- Aim of the task -
Every record below is to be retyped exactly.

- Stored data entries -
▽

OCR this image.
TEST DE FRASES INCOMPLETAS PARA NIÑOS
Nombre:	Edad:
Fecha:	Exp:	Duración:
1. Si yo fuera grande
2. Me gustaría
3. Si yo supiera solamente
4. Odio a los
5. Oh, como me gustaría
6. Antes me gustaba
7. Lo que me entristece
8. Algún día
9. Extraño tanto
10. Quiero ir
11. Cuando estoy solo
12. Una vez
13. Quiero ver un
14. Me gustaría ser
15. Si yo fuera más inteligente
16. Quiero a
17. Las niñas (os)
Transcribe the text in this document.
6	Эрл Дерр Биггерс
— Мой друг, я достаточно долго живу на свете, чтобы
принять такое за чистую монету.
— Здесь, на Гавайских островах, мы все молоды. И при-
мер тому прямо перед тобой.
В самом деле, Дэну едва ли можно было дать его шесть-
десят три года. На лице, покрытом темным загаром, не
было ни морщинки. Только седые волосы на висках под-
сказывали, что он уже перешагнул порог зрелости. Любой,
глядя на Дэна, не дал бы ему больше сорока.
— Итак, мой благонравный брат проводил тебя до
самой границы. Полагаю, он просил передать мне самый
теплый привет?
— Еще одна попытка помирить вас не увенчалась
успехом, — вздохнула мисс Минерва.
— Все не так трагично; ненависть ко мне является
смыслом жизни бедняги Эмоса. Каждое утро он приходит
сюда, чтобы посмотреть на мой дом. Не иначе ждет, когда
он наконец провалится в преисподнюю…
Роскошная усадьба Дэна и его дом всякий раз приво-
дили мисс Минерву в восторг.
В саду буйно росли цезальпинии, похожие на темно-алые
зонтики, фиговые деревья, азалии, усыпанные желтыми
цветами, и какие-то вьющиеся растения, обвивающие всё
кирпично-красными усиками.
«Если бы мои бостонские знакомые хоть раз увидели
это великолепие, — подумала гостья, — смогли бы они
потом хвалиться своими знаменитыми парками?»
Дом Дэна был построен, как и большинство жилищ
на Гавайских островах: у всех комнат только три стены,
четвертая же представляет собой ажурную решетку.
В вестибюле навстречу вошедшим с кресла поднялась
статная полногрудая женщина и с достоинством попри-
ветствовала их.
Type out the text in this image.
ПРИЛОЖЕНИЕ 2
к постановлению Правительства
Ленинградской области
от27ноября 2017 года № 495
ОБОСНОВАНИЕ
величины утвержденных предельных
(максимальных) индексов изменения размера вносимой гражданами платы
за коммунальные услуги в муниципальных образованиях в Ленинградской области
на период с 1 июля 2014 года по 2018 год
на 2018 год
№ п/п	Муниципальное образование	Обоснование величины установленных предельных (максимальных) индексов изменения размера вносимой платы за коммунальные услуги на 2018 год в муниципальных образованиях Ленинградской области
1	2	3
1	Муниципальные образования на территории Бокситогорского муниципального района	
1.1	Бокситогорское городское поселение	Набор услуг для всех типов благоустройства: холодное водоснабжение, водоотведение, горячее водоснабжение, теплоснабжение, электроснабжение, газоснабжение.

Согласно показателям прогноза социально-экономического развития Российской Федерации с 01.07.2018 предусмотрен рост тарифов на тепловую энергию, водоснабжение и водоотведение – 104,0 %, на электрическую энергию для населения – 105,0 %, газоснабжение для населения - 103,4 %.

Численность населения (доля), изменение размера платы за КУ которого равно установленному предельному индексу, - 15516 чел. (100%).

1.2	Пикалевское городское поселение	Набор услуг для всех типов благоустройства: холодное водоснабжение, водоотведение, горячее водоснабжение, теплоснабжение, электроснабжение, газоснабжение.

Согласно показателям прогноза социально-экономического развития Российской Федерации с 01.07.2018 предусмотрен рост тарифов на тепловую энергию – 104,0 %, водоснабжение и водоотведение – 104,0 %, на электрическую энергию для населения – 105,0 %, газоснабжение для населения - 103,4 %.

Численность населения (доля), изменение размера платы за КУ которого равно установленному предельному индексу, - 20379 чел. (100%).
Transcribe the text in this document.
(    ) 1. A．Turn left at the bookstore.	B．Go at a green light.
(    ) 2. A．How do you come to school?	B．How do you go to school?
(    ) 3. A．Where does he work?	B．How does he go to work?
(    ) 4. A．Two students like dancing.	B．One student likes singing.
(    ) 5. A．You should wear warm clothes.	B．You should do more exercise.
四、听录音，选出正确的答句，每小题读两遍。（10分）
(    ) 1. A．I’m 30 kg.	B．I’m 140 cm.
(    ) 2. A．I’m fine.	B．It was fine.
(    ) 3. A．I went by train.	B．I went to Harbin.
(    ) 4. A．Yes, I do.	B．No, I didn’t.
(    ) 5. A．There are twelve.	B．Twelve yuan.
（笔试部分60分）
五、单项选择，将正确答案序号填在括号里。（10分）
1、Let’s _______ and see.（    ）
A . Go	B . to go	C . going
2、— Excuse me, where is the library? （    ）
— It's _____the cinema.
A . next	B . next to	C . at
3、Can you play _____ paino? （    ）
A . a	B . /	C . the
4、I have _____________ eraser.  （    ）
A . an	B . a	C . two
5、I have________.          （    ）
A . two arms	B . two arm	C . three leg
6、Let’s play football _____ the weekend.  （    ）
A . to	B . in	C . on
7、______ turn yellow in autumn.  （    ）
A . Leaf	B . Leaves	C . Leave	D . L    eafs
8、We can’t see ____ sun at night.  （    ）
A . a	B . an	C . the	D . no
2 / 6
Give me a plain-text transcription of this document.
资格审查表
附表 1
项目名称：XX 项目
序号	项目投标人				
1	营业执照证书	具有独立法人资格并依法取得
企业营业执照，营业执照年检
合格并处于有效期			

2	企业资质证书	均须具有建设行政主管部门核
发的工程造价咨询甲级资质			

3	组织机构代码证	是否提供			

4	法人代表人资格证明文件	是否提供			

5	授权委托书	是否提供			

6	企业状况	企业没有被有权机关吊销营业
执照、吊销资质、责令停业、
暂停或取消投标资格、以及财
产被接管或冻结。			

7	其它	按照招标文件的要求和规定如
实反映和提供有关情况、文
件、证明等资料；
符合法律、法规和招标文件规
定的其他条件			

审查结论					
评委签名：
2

△

- Solution to this problem -
OCR this image.
TEST DE FRASES INCOMPLETAS PARA NIÑOS
Nombre:	Edad:
Fecha:	Exp:	Duración:
1. Si yo fuera grande
2. Me gustaría
3. Si yo supiera solamente
4. Odio a los
5. Oh, como me gustaría
6. Antes me gustaba
7. Lo que me entristece
8. Algún día
9. Extraño tanto
10. Quiero ir
11. Cuando estoy solo
12. Una vez
13. Quiero ver un
14. Me gustaría ser
15. Si yo fuera más inteligente
16. Quiero a
17. Las niñas (os)
Transcribe the text in this document.
6	Эрл Дерр Биггерс
— Мой друг, я достаточно долго живу на свете, чтобы
принять такое за чистую монету.
— Здесь, на Гавайских островах, мы все молоды. И при-
мер тому прямо перед тобой.
В самом деле, Дэну едва ли можно было дать его шесть-
десят три года. На лице, покрытом темным загаром, не
было ни морщинки. Только седые волосы на висках под-
сказывали, что он уже перешагнул порог зрелости. Любой,
глядя на Дэна, не дал бы ему больше сорока.
— Итак, мой благонравный брат проводил тебя до
самой границы. Полагаю, он просил передать мне самый
теплый привет?
— Еще одна попытка помирить вас не увенчалась
успехом, — вздохнула мисс Минерва.
— Все не так трагично; ненависть ко мне является
смыслом жизни бедняги Эмоса. Каждое утро он приходит
сюда, чтобы посмотреть на мой дом. Не иначе ждет, когда
он наконец провалится в преисподнюю…
Роскошная усадьба Дэна и его дом всякий раз приво-
дили мисс Минерву в восторг.
В саду буйно росли цезальпинии, похожие на темно-алые
зонтики, фиговые деревья, азалии, усыпанные желтыми
цветами, и какие-то вьющиеся растения, обвивающие всё
кирпично-красными усиками.
«Если бы мои бостонские знакомые хоть раз увидели
это великолепие, — подумала гостья, — смогли бы они
потом хвалиться своими знаменитыми парками?»
Дом Дэна был построен, как и большинство жилищ
на Гавайских островах: у всех комнат только три стены,
четвертая же представляет собой ажурную решетку.
В вестибюле навстречу вошедшим с кресла поднялась
статная полногрудая женщина и с достоинством попри-
ветствовала их.
Type out the text in this image.
ПРИЛОЖЕНИЕ 2
к постановлению Правительства
Ленинградской области
от27ноября 2017 года № 495
ОБОСНОВАНИЕ
величины утвержденных предельных
(максимальных) индексов изменения размера вносимой гражданами платы
за коммунальные услуги в муниципальных образованиях в Ленинградской области
на период с 1 июля 2014 года по 2018 год
на 2018 год
№ п/п	Муниципальное образование	Обоснование величины установленных предельных (максимальных) индексов изменения размера вносимой платы за коммунальные услуги на 2018 год в муниципальных образованиях Ленинградской области
1	2	3
1	Муниципальные образования на территории Бокситогорского муниципального района	
1.1	Бокситогорское городское поселение	Набор услуг для всех типов благоустройства: холодное водоснабжение, водоотведение, горячее водоснабжение, теплоснабжение, электроснабжение, газоснабжение.

Согласно показателям прогноза социально-экономического развития Российской Федерации с 01.07.2018 предусмотрен рост тарифов на тепловую энергию, водоснабжение и водоотведение – 104,0 %, на электрическую энергию для населения – 105,0 %, газоснабжение для населения - 103,4 %.

Численность населения (доля), изменение размера платы за КУ которого равно установленному предельному индексу, - 15516 чел. (100%).

1.2	Пикалевское городское поселение	Набор услуг для всех типов благоустройства: холодное водоснабжение, водоотведение, горячее водоснабжение, теплоснабжение, электроснабжение, газоснабжение.

Согласно показателям прогноза социально-экономического развития Российской Федерации с 01.07.2018 предусмотрен рост тарифов на тепловую энергию – 104,0 %, водоснабжение и водоотведение – 104,0 %, на электрическую энергию для населения – 105,0 %, газоснабжение для населения - 103,4 %.

Численность населения (доля), изменение размера платы за КУ которого равно установленному предельному индексу, - 20379 чел. (100%).
Transcribe the text in this document.
(    ) 1. A．Turn left at the bookstore.	B．Go at a green light.
(    ) 2. A．How do you come to school?	B．How do you go to school?
(    ) 3. A．Where does he work?	B．How does he go to work?
(    ) 4. A．Two students like dancing.	B．One student likes singing.
(    ) 5. A．You should wear warm clothes.	B．You should do more exercise.
四、听录音，选出正确的答句，每小题读两遍。（10分）
(    ) 1. A．I’m 30 kg.	B．I’m 140 cm.
(    ) 2. A．I’m fine.	B．It was fine.
(    ) 3. A．I went by train.	B．I went to Harbin.
(    ) 4. A．Yes, I do.	B．No, I didn’t.
(    ) 5. A．There are twelve.	B．Twelve yuan.
（笔试部分60分）
五、单项选择，将正确答案序号填在括号里。（10分）
1、Let’s _______ and see.（    ）
A . Go	B . to go	C . going
2、— Excuse me, where is the library? （    ）
— It's _____the cinema.
A . next	B . next to	C . at
3、Can you play _____ paino? （    ）
A . a	B . /	C . the
4、I have _____________ eraser.  （    ）
A . an	B . a	C . two
5、I have________.          （    ）
A . two arms	B . two arm	C . three leg
6、Let’s play football _____ the weekend.  （    ）
A . to	B . in	C . on
7、______ turn yellow in autumn.  （    ）
A . Leaf	B . Leaves	C . Leave	D . L    eafs
8、We can’t see ____ sun at night.  （    ）
A . a	B . an	C . the	D . no
2 / 6
Give me a plain-text transcription of this document.
资格审查表
附表 1
项目名称：XX 项目
序号	项目投标人				
1	营业执照证书	具有独立法人资格并依法取得
企业营业执照，营业执照年检
合格并处于有效期			

2	企业资质证书	均须具有建设行政主管部门核
发的工程造价咨询甲级资质			

3	组织机构代码证	是否提供			

4	法人代表人资格证明文件	是否提供			

5	授权委托书	是否提供			

6	企业状况	企业没有被有权机关吊销营业
执照、吊销资质、责令停业、
暂停或取消投标资格、以及财
产被接管或冻结。			

7	其它	按照招标文件的要求和规定如
实反映和提供有关情况、文
件、证明等资料；
符合法律、法规和招标文件规
定的其他条件			

审查结论					
评委签名：
2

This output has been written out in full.